Dataset excerpts

——

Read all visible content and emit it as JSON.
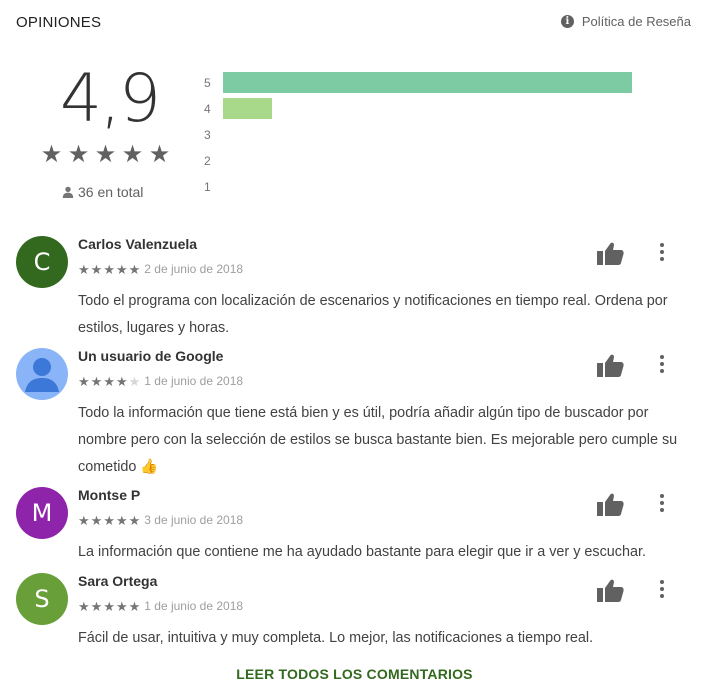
{
  "header": {
    "title": "OPINIONES",
    "policy_label": "Política de Reseña"
  },
  "summary": {
    "score": "4,9",
    "stars_filled": 5,
    "total_label": "36 en total"
  },
  "histogram": [
    {
      "label": "5",
      "fraction": 1.0,
      "color": "#7ccba2"
    },
    {
      "label": "4",
      "fraction": 0.12,
      "color": "#a8d88a"
    },
    {
      "label": "3",
      "fraction": 0,
      "color": "#f7d36b"
    },
    {
      "label": "2",
      "fraction": 0,
      "color": "#f5a65b"
    },
    {
      "label": "1",
      "fraction": 0,
      "color": "#f4806d"
    }
  ],
  "reviews": [
    {
      "author": "Carlos Valenzuela",
      "avatar_letter": "C",
      "avatar_color": "#33691e",
      "rating": 5,
      "date": "2 de junio de 2018",
      "text": "Todo el programa con localización de escenarios y notificaciones en tiempo real. Ordena por estilos, lugares y horas."
    },
    {
      "author": "Un usuario de Google",
      "avatar_letter": "",
      "avatar_color": "#8ab4f8",
      "rating": 4,
      "date": "1 de junio de 2018",
      "text": "Todo la información que tiene está bien y es útil, podría añadir algún tipo de buscador por nombre pero con la selección de estilos se busca bastante bien. Es mejorable pero cumple su cometido 👍"
    },
    {
      "author": "Montse P",
      "avatar_letter": "M",
      "avatar_color": "#8e24aa",
      "rating": 5,
      "date": "3 de junio de 2018",
      "text": "La información que contiene me ha ayudado bastante para elegir que ir a ver y escuchar."
    },
    {
      "author": "Sara Ortega",
      "avatar_letter": "S",
      "avatar_color": "#689f38",
      "rating": 5,
      "date": "1 de junio de 2018",
      "text": "Fácil de usar, intuitiva y muy completa. Lo mejor, las notificaciones a tiempo real."
    }
  ],
  "footer": {
    "read_all_label": "LEER TODOS LOS COMENTARIOS"
  }
}
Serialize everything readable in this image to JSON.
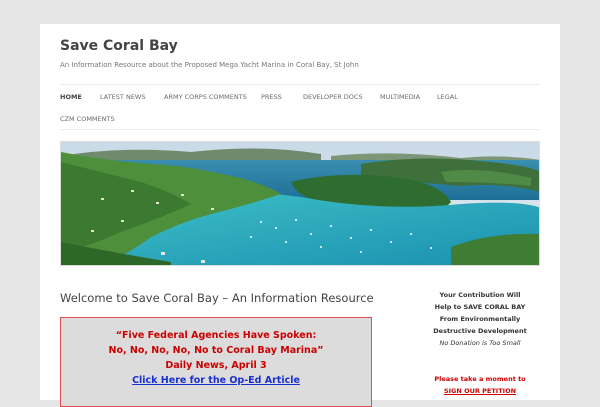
{
  "site": {
    "title": "Save Coral Bay",
    "description": "An Information Resource about the Proposed Mega Yacht Marina in Coral Bay, St John"
  },
  "nav": {
    "items": [
      {
        "label": "HOME",
        "active": true
      },
      {
        "label": "LATEST NEWS"
      },
      {
        "label": "ARMY CORPS COMMENTS"
      },
      {
        "label": "PRESS"
      },
      {
        "label": "DEVELOPER DOCS"
      },
      {
        "label": "MULTIMEDIA"
      },
      {
        "label": "LEGAL"
      },
      {
        "label": "CZM COMMENTS"
      }
    ]
  },
  "main": {
    "post_title": "Welcome to Save Coral Bay – An Information Resource",
    "callout": {
      "line1": "“Five Federal Agencies Have Spoken:",
      "line2": "No, No, No, No, No to Coral Bay Marina”",
      "line3": "Daily News, April 3",
      "link": "Click Here for the Op-Ed Article"
    }
  },
  "sidebar": {
    "line1": "Your Contribution Will",
    "line2": "Help to SAVE CORAL BAY",
    "line3": "From Environmentally",
    "line4": "Destructive Development",
    "line5": "No Donation is Too Small",
    "petition_prompt": "Please take a moment to",
    "petition_link": "SIGN OUR PETITION"
  },
  "colors": {
    "accent_red": "#cc0000",
    "link_blue": "#1a2fd0",
    "callout_bg": "#dcdcdc"
  }
}
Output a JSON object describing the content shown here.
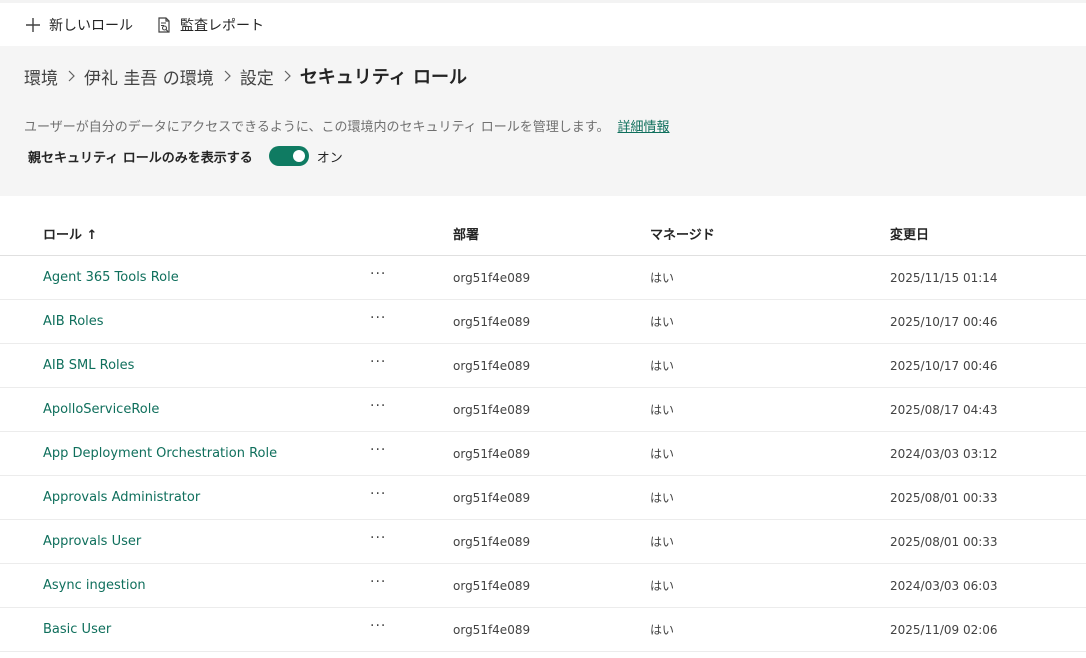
{
  "commandbar": {
    "new_role": "新しいロール",
    "audit_report": "監査レポート"
  },
  "breadcrumb": {
    "items": [
      "環境",
      "伊礼 圭吾 の環境",
      "設定"
    ],
    "current": "セキュリティ ロール"
  },
  "description": {
    "text": "ユーザーが自分のデータにアクセスできるように、この環境内のセキュリティ ロールを管理します。",
    "link": "詳細情報"
  },
  "toggle": {
    "label": "親セキュリティ ロールのみを表示する",
    "state": "オン",
    "on": true
  },
  "table": {
    "headers": {
      "name": "ロール ↑",
      "department": "部署",
      "managed": "マネージド",
      "modified": "変更日"
    },
    "more_label": "···",
    "rows": [
      {
        "name": "Agent 365 Tools Role",
        "department": "org51f4e089",
        "managed": "はい",
        "modified": "2025/11/15 01:14"
      },
      {
        "name": "AIB Roles",
        "department": "org51f4e089",
        "managed": "はい",
        "modified": "2025/10/17 00:46"
      },
      {
        "name": "AIB SML Roles",
        "department": "org51f4e089",
        "managed": "はい",
        "modified": "2025/10/17 00:46"
      },
      {
        "name": "ApolloServiceRole",
        "department": "org51f4e089",
        "managed": "はい",
        "modified": "2025/08/17 04:43"
      },
      {
        "name": "App Deployment Orchestration Role",
        "department": "org51f4e089",
        "managed": "はい",
        "modified": "2024/03/03 03:12"
      },
      {
        "name": "Approvals Administrator",
        "department": "org51f4e089",
        "managed": "はい",
        "modified": "2025/08/01 00:33"
      },
      {
        "name": "Approvals User",
        "department": "org51f4e089",
        "managed": "はい",
        "modified": "2025/08/01 00:33"
      },
      {
        "name": "Async ingestion",
        "department": "org51f4e089",
        "managed": "はい",
        "modified": "2024/03/03 06:03"
      },
      {
        "name": "Basic User",
        "department": "org51f4e089",
        "managed": "はい",
        "modified": "2025/11/09 02:06"
      }
    ]
  },
  "colors": {
    "accent": "#0f7b62",
    "link": "#0f6f5c"
  }
}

——

→ TASK TO CARRY OUT: Omit every picture, then repeat the remaining data exactly as it appears above.

→ WRITTEN REPLY:
Read all visible content and emit it as JSON.
{
  "header": {
    "title": "OPINIONES",
    "policy_label": "Política de Reseña"
  },
  "summary": {
    "score": "4,9",
    "stars_filled": 5,
    "total_label": "36 en total"
  },
  "histogram": [
    {
      "label": "5",
      "fraction": 1.0,
      "color": "#7ccba2"
    },
    {
      "label": "4",
      "fraction": 0.12,
      "color": "#a8d88a"
    },
    {
      "label": "3",
      "fraction": 0,
      "color": "#f7d36b"
    },
    {
      "label": "2",
      "fraction": 0,
      "color": "#f5a65b"
    },
    {
      "label": "1",
      "fraction": 0,
      "color": "#f4806d"
    }
  ],
  "reviews": [
    {
      "author": "Carlos Valenzuela",
      "avatar_letter": "C",
      "avatar_color": "#33691e",
      "rating": 5,
      "date": "2 de junio de 2018",
      "text": "Todo el programa con localización de escenarios y notificaciones en tiempo real. Ordena por estilos, lugares y horas."
    },
    {
      "author": "Un usuario de Google",
      "avatar_letter": "",
      "avatar_color": "#8ab4f8",
      "rating": 4,
      "date": "1 de junio de 2018",
      "text": "Todo la información que tiene está bien y es útil, podría añadir algún tipo de buscador por nombre pero con la selección de estilos se busca bastante bien. Es mejorable pero cumple su cometido 👍"
    },
    {
      "author": "Montse P",
      "avatar_letter": "M",
      "avatar_color": "#8e24aa",
      "rating": 5,
      "date": "3 de junio de 2018",
      "text": "La información que contiene me ha ayudado bastante para elegir que ir a ver y escuchar."
    },
    {
      "author": "Sara Ortega",
      "avatar_letter": "S",
      "avatar_color": "#689f38",
      "rating": 5,
      "date": "1 de junio de 2018",
      "text": "Fácil de usar, intuitiva y muy completa. Lo mejor, las notificaciones a tiempo real."
    }
  ],
  "footer": {
    "read_all_label": "LEER TODOS LOS COMENTARIOS"
  }
}
Serialize everything readable in this image to JSON.
{
  "site": {
    "title": "Save Coral Bay",
    "description": "An Information Resource about the Proposed Mega Yacht Marina in Coral Bay, St John"
  },
  "nav": {
    "items": [
      {
        "label": "HOME",
        "active": true
      },
      {
        "label": "LATEST NEWS"
      },
      {
        "label": "ARMY CORPS COMMENTS"
      },
      {
        "label": "PRESS"
      },
      {
        "label": "DEVELOPER DOCS"
      },
      {
        "label": "MULTIMEDIA"
      },
      {
        "label": "LEGAL"
      },
      {
        "label": "CZM COMMENTS"
      }
    ]
  },
  "main": {
    "post_title": "Welcome to Save Coral Bay – An Information Resource",
    "callout": {
      "line1": "“Five Federal Agencies Have Spoken:",
      "line2": "No, No, No, No, No to Coral Bay Marina”",
      "line3": "Daily News, April 3",
      "link": "Click Here for the Op-Ed Article"
    }
  },
  "sidebar": {
    "line1": "Your Contribution Will",
    "line2": "Help to SAVE CORAL BAY",
    "line3": "From Environmentally",
    "line4": "Destructive Development",
    "line5": "No Donation is Too Small",
    "petition_prompt": "Please take a moment to",
    "petition_link": "SIGN OUR PETITION"
  },
  "colors": {
    "accent_red": "#cc0000",
    "link_blue": "#1a2fd0",
    "callout_bg": "#dcdcdc"
  }
}
Output a JSON object describing the content shown here.
{
  "commandbar": {
    "new_role": "新しいロール",
    "audit_report": "監査レポート"
  },
  "breadcrumb": {
    "items": [
      "環境",
      "伊礼 圭吾 の環境",
      "設定"
    ],
    "current": "セキュリティ ロール"
  },
  "description": {
    "text": "ユーザーが自分のデータにアクセスできるように、この環境内のセキュリティ ロールを管理します。",
    "link": "詳細情報"
  },
  "toggle": {
    "label": "親セキュリティ ロールのみを表示する",
    "state": "オン",
    "on": true
  },
  "table": {
    "headers": {
      "name": "ロール ↑",
      "department": "部署",
      "managed": "マネージド",
      "modified": "変更日"
    },
    "more_label": "···",
    "rows": [
      {
        "name": "Agent 365 Tools Role",
        "department": "org51f4e089",
        "managed": "はい",
        "modified": "2025/11/15 01:14"
      },
      {
        "name": "AIB Roles",
        "department": "org51f4e089",
        "managed": "はい",
        "modified": "2025/10/17 00:46"
      },
      {
        "name": "AIB SML Roles",
        "department": "org51f4e089",
        "managed": "はい",
        "modified": "2025/10/17 00:46"
      },
      {
        "name": "ApolloServiceRole",
        "department": "org51f4e089",
        "managed": "はい",
        "modified": "2025/08/17 04:43"
      },
      {
        "name": "App Deployment Orchestration Role",
        "department": "org51f4e089",
        "managed": "はい",
        "modified": "2024/03/03 03:12"
      },
      {
        "name": "Approvals Administrator",
        "department": "org51f4e089",
        "managed": "はい",
        "modified": "2025/08/01 00:33"
      },
      {
        "name": "Approvals User",
        "department": "org51f4e089",
        "managed": "はい",
        "modified": "2025/08/01 00:33"
      },
      {
        "name": "Async ingestion",
        "department": "org51f4e089",
        "managed": "はい",
        "modified": "2024/03/03 06:03"
      },
      {
        "name": "Basic User",
        "department": "org51f4e089",
        "managed": "はい",
        "modified": "2025/11/09 02:06"
      }
    ]
  },
  "colors": {
    "accent": "#0f7b62",
    "link": "#0f6f5c"
  }
}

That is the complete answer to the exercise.